====== EXTRACT ======
Sunday, July 08, 2012

Regrets

From Bronnie Ware’s blog:
Regrets of the dying:

For many years I worked in palliative care. My patients were those who had gone home to die. I was with them for the last three to twelve weeks of their lives.

When questioned about any regrets they had or anything they would do differently, common themes surfaced again and again. Here are the most common five:

1. I wish I'd had the courage to live a life true to myself, not the life others expected of me.

This was the most common regret of all. When people realise that their life is almost over and look back clearly on it, it is easy to see how many dreams have gone unfulfilled. Most people had not honoured even a half of their dreams and had to die knowing that it was due to choices they had made, or not made.

2. I wish I didn't work so hard.

This came from every male patient that I nursed. They missed their children's youth and their partner's companionship. Women also spoke of this regret. But as most were from an older generation, many of the female patients had not been breadwinners. All of the men I nursed deeply regretted spending so much of their lives on the treadmill of a work existence.

3. I wish I'd had the courage to express my feelings.

Many people suppressed their feelings in order to keep peace with others. Many developed illnesses relating to the bitterness and resentment they carried as a result. When you change the way you are by speaking honestly, it raises the relationship to a new level. Or it releases the unhealthy relationship from your life. Either way, you win.
====== DATA LISTING ======
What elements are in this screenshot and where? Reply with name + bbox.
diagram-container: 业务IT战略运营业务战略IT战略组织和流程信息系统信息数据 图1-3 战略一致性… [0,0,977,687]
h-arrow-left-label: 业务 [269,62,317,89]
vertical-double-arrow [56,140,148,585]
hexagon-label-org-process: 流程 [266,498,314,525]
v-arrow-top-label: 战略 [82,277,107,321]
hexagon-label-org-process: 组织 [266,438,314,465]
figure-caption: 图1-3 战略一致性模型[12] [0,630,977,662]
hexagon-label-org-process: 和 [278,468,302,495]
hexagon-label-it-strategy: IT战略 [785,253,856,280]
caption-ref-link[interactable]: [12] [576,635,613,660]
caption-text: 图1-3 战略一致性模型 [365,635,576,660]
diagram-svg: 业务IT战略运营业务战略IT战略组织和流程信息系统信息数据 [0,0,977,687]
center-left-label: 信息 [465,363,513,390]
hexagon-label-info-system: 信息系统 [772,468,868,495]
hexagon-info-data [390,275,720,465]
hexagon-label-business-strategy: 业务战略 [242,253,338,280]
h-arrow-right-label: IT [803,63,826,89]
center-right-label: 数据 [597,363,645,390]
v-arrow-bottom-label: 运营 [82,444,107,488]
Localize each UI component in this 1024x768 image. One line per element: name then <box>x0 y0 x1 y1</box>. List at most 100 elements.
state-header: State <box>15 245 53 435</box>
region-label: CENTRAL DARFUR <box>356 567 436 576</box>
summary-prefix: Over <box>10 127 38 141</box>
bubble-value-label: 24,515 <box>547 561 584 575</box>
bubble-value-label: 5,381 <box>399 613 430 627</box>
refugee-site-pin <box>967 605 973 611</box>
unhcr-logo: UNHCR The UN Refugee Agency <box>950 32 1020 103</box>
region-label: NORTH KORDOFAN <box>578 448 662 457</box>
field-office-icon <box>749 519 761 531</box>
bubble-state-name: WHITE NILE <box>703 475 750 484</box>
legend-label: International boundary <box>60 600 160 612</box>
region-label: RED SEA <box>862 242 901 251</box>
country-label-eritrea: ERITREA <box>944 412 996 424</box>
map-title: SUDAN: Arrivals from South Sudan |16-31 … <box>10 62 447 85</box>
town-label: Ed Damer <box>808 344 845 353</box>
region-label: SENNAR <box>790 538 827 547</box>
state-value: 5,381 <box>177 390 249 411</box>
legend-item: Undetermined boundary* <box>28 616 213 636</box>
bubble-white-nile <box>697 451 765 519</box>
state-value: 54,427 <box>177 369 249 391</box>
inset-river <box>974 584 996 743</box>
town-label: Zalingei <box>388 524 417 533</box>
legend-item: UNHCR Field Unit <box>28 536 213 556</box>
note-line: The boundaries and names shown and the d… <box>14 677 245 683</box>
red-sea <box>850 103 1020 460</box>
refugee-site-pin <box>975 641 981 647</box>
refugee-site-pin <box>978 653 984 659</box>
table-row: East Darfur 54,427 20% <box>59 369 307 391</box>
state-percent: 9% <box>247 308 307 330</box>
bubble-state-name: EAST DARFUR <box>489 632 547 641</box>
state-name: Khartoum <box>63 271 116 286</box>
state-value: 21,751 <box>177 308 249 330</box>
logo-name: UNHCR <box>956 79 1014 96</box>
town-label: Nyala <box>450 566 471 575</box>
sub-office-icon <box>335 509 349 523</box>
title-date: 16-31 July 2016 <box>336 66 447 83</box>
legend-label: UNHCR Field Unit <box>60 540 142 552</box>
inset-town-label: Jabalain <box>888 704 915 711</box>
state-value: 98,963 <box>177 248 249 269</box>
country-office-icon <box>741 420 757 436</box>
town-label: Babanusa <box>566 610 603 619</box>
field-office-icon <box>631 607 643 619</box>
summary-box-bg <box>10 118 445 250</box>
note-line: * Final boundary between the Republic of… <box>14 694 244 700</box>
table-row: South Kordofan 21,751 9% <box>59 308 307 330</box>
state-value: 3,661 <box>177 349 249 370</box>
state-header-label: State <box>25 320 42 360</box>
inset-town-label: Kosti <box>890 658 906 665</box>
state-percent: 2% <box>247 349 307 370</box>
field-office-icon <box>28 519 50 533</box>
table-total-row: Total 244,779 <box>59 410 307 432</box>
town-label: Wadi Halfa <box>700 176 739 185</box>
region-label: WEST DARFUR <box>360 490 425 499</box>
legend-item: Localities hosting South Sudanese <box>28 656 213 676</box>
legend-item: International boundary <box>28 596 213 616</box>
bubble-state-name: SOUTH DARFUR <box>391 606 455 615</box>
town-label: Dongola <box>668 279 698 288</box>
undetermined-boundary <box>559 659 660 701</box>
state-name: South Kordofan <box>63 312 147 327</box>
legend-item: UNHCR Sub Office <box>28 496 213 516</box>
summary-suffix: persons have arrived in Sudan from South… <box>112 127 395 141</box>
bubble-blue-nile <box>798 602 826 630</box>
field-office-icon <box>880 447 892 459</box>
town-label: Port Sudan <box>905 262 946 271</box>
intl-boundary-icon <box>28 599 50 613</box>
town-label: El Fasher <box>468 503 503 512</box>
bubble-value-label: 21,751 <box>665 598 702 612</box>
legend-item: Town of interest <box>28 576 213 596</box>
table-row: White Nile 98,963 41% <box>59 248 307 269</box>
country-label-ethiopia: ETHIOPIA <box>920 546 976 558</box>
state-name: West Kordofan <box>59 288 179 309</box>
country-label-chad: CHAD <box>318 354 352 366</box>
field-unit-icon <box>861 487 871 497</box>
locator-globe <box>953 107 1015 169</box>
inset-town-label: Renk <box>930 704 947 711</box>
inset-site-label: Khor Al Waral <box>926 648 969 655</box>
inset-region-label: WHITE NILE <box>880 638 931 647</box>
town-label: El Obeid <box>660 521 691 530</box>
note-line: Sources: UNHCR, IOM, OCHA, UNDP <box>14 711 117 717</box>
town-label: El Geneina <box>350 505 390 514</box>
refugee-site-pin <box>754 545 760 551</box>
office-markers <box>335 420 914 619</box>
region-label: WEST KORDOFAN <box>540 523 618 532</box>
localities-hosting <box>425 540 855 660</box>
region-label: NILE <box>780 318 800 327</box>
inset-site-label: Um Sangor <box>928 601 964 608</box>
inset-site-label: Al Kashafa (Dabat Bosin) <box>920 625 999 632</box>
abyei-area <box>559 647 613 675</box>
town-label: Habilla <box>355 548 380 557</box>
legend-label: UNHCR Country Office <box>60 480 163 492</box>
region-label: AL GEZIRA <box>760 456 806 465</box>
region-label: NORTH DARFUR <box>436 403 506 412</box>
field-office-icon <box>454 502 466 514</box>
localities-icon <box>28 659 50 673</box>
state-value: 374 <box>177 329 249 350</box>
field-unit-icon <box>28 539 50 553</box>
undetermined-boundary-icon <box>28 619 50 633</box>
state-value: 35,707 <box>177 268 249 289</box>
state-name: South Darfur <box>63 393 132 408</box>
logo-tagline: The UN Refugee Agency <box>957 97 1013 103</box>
======
**EXERCISES TO COMPLETE:**
#1 Answer these questions from the post on regrets:
(a) For how long was the writer with patients before they died?
(b) Which regret came from every male patient the writer nursed?
(c) Why had many of the female patients not been breadwinners?
#2 Please translate this sentence from the post on regrets into Spanish: "Many people suppressed their feelings in order to keep peace with others."
#3 From the post on regrets, extract everything from "Sunday, July 08, 2012" down to "or not made.".
The listing comes from a separate source and is unrelated to the post on regrets.

**ANSWERS BY ITEM:**
#1
(a) For the last three to twelve weeks of their lives.
(b) "I wish I didn't work so hard."
(c) Most were from an older generation.

#2 Muchas personas reprimieron sus sentimientos para mantener la paz con los demás.

#3
Sunday, July 08, 2012

Regrets

From Bronnie Ware’s blog:
Regrets of the dying:

For many years I worked in palliative care. My patients were those who had gone home to die. I was with them for the last three to twelve weeks of their lives.

When questioned about any regrets they had or anything they would do differently, common themes surfaced again and again. Here are the most common five:

1. I wish I'd had the courage to live a life true to myself, not the life others expected of me.

This was the most common regret of all. When people realise that their life is almost over and look back clearly on it, it is easy to see how many dreams have gone unfulfilled. Most people had not honoured even a half of their dreams and had to die knowing that it was due to choices they had made, or not made.